### WHAT YOU ARE ASKED TO DO:
Reproduce the lines of the material exactly, excluding every image.

[start]

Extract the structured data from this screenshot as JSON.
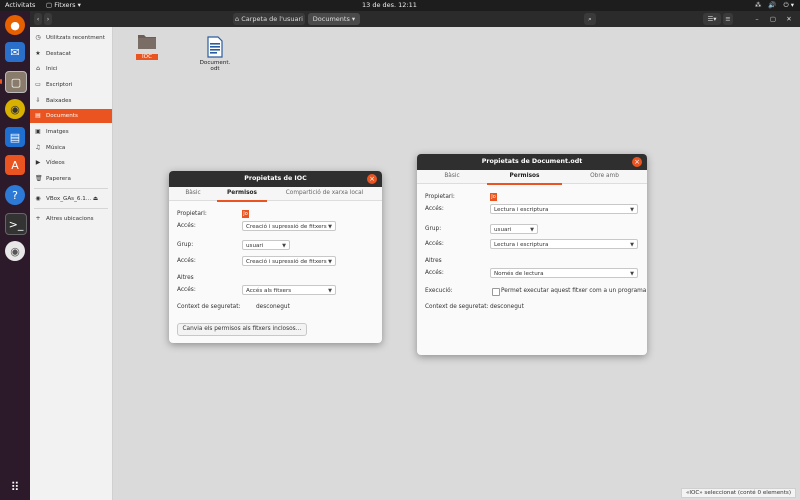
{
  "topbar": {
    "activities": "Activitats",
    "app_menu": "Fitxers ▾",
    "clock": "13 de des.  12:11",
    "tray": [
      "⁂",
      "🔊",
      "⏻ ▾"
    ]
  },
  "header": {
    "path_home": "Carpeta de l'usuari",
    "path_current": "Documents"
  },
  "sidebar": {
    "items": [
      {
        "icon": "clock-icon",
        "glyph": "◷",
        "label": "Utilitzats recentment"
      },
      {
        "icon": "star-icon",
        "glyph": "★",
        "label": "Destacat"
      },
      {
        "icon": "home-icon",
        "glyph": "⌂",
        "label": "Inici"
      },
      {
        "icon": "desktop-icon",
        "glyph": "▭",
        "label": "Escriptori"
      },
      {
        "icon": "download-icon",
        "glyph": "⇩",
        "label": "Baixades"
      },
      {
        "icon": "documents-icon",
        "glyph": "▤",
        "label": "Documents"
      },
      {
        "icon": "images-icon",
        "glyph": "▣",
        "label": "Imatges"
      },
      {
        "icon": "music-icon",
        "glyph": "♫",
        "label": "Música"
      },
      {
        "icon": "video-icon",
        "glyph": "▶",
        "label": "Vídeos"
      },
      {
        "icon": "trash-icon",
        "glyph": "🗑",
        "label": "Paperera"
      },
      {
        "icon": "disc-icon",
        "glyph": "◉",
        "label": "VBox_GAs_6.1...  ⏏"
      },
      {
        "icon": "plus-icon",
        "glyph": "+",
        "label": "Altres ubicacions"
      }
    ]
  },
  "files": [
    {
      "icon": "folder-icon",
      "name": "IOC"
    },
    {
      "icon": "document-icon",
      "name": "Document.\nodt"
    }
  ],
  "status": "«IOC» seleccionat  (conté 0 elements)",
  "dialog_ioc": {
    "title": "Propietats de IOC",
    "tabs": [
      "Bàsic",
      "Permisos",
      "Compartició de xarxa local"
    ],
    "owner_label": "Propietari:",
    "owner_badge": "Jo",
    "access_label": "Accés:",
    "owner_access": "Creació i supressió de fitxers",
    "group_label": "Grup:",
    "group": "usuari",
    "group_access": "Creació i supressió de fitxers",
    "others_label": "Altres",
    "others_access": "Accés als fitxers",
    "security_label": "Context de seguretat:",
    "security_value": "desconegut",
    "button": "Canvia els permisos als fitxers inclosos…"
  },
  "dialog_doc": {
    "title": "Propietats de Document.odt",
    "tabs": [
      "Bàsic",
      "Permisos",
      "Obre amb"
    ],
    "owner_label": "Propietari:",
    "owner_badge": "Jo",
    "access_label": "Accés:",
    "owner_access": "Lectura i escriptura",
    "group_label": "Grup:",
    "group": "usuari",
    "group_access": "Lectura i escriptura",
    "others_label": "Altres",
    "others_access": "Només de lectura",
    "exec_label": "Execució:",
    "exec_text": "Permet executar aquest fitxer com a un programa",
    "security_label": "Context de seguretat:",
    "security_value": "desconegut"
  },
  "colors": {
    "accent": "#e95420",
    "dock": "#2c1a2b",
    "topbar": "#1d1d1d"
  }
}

[end]

### SOLUTION BELOW:
Extract the structured data from this screenshot as JSON.
{
  "topbar": {
    "activities": "Activitats",
    "app_menu": "Fitxers ▾",
    "clock": "13 de des.  12:11",
    "tray": [
      "⁂",
      "🔊",
      "⏻ ▾"
    ]
  },
  "header": {
    "path_home": "Carpeta de l'usuari",
    "path_current": "Documents"
  },
  "sidebar": {
    "items": [
      {
        "icon": "clock-icon",
        "glyph": "◷",
        "label": "Utilitzats recentment"
      },
      {
        "icon": "star-icon",
        "glyph": "★",
        "label": "Destacat"
      },
      {
        "icon": "home-icon",
        "glyph": "⌂",
        "label": "Inici"
      },
      {
        "icon": "desktop-icon",
        "glyph": "▭",
        "label": "Escriptori"
      },
      {
        "icon": "download-icon",
        "glyph": "⇩",
        "label": "Baixades"
      },
      {
        "icon": "documents-icon",
        "glyph": "▤",
        "label": "Documents"
      },
      {
        "icon": "images-icon",
        "glyph": "▣",
        "label": "Imatges"
      },
      {
        "icon": "music-icon",
        "glyph": "♫",
        "label": "Música"
      },
      {
        "icon": "video-icon",
        "glyph": "▶",
        "label": "Vídeos"
      },
      {
        "icon": "trash-icon",
        "glyph": "🗑",
        "label": "Paperera"
      },
      {
        "icon": "disc-icon",
        "glyph": "◉",
        "label": "VBox_GAs_6.1...  ⏏"
      },
      {
        "icon": "plus-icon",
        "glyph": "+",
        "label": "Altres ubicacions"
      }
    ]
  },
  "files": [
    {
      "icon": "folder-icon",
      "name": "IOC"
    },
    {
      "icon": "document-icon",
      "name": "Document.\nodt"
    }
  ],
  "status": "«IOC» seleccionat  (conté 0 elements)",
  "dialog_ioc": {
    "title": "Propietats de IOC",
    "tabs": [
      "Bàsic",
      "Permisos",
      "Compartició de xarxa local"
    ],
    "owner_label": "Propietari:",
    "owner_badge": "Jo",
    "access_label": "Accés:",
    "owner_access": "Creació i supressió de fitxers",
    "group_label": "Grup:",
    "group": "usuari",
    "group_access": "Creació i supressió de fitxers",
    "others_label": "Altres",
    "others_access": "Accés als fitxers",
    "security_label": "Context de seguretat:",
    "security_value": "desconegut",
    "button": "Canvia els permisos als fitxers inclosos…"
  },
  "dialog_doc": {
    "title": "Propietats de Document.odt",
    "tabs": [
      "Bàsic",
      "Permisos",
      "Obre amb"
    ],
    "owner_label": "Propietari:",
    "owner_badge": "Jo",
    "access_label": "Accés:",
    "owner_access": "Lectura i escriptura",
    "group_label": "Grup:",
    "group": "usuari",
    "group_access": "Lectura i escriptura",
    "others_label": "Altres",
    "others_access": "Només de lectura",
    "exec_label": "Execució:",
    "exec_text": "Permet executar aquest fitxer com a un programa",
    "security_label": "Context de seguretat:",
    "security_value": "desconegut"
  },
  "colors": {
    "accent": "#e95420",
    "dock": "#2c1a2b",
    "topbar": "#1d1d1d"
  }
}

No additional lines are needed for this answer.